begin Extracted records
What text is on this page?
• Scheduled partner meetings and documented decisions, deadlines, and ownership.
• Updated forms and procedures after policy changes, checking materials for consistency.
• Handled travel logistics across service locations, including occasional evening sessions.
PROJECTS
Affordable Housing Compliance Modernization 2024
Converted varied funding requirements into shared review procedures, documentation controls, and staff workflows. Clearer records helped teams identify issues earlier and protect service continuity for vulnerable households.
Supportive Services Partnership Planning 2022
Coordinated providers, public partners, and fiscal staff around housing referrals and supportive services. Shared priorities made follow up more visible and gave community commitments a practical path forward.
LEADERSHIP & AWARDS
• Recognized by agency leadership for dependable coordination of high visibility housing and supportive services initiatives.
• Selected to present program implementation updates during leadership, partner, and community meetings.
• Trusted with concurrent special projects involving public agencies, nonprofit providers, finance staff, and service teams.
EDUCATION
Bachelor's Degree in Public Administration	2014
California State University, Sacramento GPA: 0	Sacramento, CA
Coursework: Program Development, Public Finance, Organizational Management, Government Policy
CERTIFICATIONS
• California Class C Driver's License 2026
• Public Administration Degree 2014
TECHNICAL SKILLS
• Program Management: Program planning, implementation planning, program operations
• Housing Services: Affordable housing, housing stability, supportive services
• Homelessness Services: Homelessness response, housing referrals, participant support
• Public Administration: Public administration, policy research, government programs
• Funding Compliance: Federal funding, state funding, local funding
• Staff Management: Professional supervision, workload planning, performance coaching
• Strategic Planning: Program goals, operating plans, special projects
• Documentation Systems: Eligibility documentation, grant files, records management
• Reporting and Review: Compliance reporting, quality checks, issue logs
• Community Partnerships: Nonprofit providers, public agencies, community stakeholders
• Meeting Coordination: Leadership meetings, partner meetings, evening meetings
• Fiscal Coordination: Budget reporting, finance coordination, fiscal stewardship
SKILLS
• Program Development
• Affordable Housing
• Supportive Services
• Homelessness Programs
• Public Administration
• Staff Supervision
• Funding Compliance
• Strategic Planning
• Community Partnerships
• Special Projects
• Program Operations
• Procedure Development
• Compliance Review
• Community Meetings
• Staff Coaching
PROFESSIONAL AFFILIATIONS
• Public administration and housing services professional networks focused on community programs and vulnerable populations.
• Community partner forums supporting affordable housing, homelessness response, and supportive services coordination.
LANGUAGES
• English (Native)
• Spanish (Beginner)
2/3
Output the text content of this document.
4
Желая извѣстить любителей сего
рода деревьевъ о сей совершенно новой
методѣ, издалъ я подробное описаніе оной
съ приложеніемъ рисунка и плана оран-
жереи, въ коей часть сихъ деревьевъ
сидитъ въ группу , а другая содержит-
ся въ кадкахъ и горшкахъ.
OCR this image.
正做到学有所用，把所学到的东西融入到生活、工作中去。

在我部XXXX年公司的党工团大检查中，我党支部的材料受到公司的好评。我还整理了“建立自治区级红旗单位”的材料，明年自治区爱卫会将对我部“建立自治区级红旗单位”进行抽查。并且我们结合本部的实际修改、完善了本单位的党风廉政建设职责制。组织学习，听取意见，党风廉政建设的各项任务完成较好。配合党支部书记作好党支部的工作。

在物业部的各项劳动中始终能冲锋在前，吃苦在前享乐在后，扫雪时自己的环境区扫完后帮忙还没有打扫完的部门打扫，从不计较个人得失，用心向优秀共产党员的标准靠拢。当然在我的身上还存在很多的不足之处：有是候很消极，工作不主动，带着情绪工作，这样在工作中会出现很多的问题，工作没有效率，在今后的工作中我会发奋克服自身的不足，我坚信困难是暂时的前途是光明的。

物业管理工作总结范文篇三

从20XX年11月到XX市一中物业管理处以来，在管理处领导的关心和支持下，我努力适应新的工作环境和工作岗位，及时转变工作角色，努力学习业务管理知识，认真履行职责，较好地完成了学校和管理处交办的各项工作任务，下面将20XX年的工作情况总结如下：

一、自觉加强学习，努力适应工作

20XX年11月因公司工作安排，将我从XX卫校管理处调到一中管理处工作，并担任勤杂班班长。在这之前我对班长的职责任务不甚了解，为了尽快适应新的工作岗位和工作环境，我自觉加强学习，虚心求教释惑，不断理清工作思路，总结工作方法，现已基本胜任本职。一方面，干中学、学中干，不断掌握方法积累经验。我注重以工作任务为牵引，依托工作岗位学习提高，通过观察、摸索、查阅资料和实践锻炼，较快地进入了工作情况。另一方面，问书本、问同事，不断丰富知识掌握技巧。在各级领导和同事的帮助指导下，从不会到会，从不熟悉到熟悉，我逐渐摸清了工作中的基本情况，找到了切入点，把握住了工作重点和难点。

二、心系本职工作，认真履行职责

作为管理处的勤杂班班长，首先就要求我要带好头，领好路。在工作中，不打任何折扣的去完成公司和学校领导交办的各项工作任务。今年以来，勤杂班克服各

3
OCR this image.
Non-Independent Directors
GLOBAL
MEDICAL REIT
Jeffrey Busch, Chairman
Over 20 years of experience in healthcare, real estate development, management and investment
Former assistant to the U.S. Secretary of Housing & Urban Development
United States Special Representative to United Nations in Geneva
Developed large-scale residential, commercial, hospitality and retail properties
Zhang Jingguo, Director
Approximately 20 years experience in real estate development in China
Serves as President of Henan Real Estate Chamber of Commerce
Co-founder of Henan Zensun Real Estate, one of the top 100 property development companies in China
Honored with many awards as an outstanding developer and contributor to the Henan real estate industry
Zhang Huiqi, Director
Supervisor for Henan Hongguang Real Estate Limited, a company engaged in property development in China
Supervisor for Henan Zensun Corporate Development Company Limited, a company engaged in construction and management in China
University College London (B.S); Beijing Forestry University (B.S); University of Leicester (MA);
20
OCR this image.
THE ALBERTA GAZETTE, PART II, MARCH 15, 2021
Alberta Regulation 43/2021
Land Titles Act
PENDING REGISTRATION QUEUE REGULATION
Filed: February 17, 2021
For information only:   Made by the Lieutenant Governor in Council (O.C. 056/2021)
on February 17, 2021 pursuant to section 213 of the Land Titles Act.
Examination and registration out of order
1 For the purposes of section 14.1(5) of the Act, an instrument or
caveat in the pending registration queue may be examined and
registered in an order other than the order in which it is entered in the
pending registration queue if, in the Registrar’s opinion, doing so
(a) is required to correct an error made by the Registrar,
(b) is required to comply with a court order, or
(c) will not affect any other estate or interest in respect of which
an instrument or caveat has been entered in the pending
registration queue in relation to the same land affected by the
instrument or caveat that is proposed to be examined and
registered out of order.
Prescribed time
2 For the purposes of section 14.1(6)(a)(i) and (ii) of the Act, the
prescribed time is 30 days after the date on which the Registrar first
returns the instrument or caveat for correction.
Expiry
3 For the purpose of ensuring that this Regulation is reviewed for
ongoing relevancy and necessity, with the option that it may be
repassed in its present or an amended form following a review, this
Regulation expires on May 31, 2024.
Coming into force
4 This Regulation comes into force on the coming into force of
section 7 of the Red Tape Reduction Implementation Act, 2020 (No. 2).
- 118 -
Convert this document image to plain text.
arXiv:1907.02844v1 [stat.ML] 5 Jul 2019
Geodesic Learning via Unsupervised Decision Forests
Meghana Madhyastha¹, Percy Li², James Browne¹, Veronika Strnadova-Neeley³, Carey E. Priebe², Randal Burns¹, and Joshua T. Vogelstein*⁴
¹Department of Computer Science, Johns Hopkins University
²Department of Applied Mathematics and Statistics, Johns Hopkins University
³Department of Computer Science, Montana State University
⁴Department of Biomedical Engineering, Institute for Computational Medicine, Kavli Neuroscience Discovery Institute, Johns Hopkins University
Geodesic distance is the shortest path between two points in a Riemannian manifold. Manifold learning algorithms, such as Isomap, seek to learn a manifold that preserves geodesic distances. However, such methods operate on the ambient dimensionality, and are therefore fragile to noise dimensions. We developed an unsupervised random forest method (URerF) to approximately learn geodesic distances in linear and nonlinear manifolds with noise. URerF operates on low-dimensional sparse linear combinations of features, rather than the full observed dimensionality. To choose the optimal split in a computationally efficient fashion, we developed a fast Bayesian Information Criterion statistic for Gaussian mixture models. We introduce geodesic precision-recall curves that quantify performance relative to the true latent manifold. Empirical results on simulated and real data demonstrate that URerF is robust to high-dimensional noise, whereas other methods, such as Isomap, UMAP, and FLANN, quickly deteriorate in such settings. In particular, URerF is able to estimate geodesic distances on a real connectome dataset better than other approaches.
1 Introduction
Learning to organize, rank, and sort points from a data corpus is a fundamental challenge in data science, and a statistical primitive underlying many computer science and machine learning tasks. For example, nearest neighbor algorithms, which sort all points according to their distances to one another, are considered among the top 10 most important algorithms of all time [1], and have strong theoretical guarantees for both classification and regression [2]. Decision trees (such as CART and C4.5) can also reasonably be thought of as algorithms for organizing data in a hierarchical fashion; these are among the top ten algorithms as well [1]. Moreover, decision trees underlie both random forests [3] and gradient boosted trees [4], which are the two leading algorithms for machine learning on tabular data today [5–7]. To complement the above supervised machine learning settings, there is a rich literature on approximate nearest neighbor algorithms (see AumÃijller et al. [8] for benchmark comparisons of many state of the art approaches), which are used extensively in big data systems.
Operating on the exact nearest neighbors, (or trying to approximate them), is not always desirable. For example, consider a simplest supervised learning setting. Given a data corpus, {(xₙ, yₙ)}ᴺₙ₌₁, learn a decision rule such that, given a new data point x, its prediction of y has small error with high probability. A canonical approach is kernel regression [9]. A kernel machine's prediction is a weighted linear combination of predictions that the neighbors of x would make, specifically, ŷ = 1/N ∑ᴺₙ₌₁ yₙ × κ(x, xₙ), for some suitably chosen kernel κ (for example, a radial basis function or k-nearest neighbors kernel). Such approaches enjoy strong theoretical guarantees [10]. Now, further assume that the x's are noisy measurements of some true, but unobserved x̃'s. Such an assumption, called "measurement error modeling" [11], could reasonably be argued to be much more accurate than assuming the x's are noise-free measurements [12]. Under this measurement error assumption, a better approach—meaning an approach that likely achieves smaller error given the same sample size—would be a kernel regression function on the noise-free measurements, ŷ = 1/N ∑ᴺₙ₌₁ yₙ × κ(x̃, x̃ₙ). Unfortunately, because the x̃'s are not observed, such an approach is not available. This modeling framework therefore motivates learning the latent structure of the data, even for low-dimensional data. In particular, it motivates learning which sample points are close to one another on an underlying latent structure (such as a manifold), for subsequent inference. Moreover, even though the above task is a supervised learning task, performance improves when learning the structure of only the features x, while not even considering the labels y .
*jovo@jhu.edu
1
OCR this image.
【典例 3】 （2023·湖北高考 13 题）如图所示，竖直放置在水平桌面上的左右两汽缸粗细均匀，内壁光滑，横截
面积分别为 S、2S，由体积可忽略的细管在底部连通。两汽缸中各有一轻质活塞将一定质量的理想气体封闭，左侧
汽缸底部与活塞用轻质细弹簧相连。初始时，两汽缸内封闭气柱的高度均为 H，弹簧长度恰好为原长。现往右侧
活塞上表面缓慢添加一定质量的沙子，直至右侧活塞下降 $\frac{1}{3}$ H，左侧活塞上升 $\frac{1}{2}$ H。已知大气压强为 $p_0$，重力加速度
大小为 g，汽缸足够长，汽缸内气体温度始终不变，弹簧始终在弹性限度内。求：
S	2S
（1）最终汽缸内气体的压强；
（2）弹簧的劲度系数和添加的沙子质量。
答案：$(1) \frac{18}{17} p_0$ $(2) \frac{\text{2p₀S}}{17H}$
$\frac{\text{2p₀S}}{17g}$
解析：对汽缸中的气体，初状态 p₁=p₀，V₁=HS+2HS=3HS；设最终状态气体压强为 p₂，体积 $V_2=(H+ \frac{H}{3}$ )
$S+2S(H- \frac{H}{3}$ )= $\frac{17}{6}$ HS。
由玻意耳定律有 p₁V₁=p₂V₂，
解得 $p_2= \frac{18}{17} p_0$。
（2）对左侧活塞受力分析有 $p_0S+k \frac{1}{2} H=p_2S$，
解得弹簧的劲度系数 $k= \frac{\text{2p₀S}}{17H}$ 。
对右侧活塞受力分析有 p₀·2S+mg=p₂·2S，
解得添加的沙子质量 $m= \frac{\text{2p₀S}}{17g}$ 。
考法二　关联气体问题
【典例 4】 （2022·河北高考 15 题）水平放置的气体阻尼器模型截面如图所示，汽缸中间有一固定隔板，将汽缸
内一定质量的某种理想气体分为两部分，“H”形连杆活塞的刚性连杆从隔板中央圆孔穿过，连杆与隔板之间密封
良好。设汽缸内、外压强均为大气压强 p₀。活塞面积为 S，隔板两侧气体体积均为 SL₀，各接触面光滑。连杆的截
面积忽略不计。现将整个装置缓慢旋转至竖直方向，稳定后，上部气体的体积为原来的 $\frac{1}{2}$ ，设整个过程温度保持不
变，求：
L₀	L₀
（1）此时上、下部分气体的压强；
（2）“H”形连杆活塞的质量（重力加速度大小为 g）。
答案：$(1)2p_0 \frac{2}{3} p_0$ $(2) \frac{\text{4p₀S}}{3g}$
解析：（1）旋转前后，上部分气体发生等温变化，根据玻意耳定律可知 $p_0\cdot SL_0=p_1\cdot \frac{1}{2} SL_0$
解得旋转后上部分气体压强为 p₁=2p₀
end Extracted records
:: Required work ::
Count every line in the listing above that holds "evening", then report only the count.

:: Worked solution ::
2